▸ **WHAT IS BEING ASKED**:
State how many lines of the records contain the string "ylabel", and give no other information.

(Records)
=-=-=
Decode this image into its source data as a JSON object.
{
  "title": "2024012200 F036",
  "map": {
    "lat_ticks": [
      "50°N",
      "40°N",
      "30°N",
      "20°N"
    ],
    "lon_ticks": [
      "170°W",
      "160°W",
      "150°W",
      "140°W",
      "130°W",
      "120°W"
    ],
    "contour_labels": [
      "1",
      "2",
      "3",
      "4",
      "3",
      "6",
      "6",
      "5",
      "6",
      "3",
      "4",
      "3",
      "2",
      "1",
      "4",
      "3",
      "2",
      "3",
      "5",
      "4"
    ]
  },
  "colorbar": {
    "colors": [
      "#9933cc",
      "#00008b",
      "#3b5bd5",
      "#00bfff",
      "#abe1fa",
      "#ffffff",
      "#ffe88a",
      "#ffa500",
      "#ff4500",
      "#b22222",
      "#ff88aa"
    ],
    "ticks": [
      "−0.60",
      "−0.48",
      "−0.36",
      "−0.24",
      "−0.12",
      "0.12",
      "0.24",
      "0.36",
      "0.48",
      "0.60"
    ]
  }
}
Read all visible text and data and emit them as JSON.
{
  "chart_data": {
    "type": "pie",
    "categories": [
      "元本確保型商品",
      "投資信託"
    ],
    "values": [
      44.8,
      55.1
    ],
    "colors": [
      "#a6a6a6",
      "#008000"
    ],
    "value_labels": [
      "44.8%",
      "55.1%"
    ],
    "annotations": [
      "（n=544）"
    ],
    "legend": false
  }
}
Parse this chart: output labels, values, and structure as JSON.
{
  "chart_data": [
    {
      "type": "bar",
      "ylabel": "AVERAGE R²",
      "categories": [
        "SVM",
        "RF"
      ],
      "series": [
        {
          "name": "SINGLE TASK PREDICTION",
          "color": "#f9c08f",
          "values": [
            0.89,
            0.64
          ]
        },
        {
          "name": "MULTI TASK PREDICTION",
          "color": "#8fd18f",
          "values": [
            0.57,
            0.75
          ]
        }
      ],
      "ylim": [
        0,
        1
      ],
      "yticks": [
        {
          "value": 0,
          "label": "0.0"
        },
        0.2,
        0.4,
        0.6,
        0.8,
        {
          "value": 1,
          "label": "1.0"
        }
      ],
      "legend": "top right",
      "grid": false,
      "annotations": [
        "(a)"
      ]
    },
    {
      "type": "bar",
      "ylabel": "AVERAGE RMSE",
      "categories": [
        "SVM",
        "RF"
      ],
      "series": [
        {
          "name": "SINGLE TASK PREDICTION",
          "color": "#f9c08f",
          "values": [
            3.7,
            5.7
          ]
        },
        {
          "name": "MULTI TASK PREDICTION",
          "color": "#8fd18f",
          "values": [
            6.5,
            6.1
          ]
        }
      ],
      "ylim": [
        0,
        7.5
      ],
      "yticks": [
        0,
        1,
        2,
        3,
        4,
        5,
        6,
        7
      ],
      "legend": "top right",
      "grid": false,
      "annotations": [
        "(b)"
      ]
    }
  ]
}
=-=-=
▸ **TASK ANSWER**:
2